WHAT TO WORK ON: Exactly reproduce each entry, leaving out nothing.

[Collected data entries]
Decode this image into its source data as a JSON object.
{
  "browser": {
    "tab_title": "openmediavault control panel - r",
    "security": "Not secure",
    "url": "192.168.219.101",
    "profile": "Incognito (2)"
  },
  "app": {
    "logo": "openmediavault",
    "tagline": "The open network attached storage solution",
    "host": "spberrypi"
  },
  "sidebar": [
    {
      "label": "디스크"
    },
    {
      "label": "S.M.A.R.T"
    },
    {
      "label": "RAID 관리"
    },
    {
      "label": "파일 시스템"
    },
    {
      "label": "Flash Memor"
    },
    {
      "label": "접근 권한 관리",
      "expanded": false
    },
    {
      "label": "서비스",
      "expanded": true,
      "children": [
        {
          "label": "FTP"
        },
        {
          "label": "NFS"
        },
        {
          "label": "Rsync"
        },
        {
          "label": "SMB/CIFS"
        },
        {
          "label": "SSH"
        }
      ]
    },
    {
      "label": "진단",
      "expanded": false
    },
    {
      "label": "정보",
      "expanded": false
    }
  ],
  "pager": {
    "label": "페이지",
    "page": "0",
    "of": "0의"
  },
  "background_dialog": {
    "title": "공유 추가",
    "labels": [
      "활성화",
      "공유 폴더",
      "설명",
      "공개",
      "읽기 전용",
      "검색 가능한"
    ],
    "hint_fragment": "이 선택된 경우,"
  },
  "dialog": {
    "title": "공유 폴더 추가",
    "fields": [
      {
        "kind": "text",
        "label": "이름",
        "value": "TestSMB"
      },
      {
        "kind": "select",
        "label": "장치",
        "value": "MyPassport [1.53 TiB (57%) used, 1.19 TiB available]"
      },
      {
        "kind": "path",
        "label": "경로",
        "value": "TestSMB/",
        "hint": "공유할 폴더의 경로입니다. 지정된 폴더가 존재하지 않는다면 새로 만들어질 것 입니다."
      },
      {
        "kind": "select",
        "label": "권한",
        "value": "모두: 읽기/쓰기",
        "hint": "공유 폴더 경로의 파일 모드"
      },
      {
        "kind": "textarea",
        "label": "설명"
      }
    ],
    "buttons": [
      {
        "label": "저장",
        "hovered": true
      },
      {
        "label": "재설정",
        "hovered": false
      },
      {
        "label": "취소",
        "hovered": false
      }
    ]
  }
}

REPLY TO THE EXERCISE:
Decode this image into its source data as a JSON object.
{
  "browser": {
    "tab_title": "openmediavault control panel - r",
    "security": "Not secure",
    "url": "192.168.219.101",
    "profile": "Incognito (2)"
  },
  "app": {
    "logo": "openmediavault",
    "tagline": "The open network attached storage solution",
    "host": "spberrypi"
  },
  "sidebar": [
    {
      "label": "디스크"
    },
    {
      "label": "S.M.A.R.T"
    },
    {
      "label": "RAID 관리"
    },
    {
      "label": "파일 시스템"
    },
    {
      "label": "Flash Memor"
    },
    {
      "label": "접근 권한 관리",
      "expanded": false
    },
    {
      "label": "서비스",
      "expanded": true,
      "children": [
        {
          "label": "FTP"
        },
        {
          "label": "NFS"
        },
        {
          "label": "Rsync"
        },
        {
          "label": "SMB/CIFS"
        },
        {
          "label": "SSH"
        }
      ]
    },
    {
      "label": "진단",
      "expanded": false
    },
    {
      "label": "정보",
      "expanded": false
    }
  ],
  "pager": {
    "label": "페이지",
    "page": "0",
    "of": "0의"
  },
  "background_dialog": {
    "title": "공유 추가",
    "labels": [
      "활성화",
      "공유 폴더",
      "설명",
      "공개",
      "읽기 전용",
      "검색 가능한"
    ],
    "hint_fragment": "이 선택된 경우,"
  },
  "dialog": {
    "title": "공유 폴더 추가",
    "fields": [
      {
        "kind": "text",
        "label": "이름",
        "value": "TestSMB"
      },
      {
        "kind": "select",
        "label": "장치",
        "value": "MyPassport [1.53 TiB (57%) used, 1.19 TiB available]"
      },
      {
        "kind": "path",
        "label": "경로",
        "value": "TestSMB/",
        "hint": "공유할 폴더의 경로입니다. 지정된 폴더가 존재하지 않는다면 새로 만들어질 것 입니다."
      },
      {
        "kind": "select",
        "label": "권한",
        "value": "모두: 읽기/쓰기",
        "hint": "공유 폴더 경로의 파일 모드"
      },
      {
        "kind": "textarea",
        "label": "설명"
      }
    ],
    "buttons": [
      {
        "label": "저장",
        "hovered": true
      },
      {
        "label": "재설정",
        "hovered": false
      },
      {
        "label": "취소",
        "hovered": false
      }
    ]
  }
}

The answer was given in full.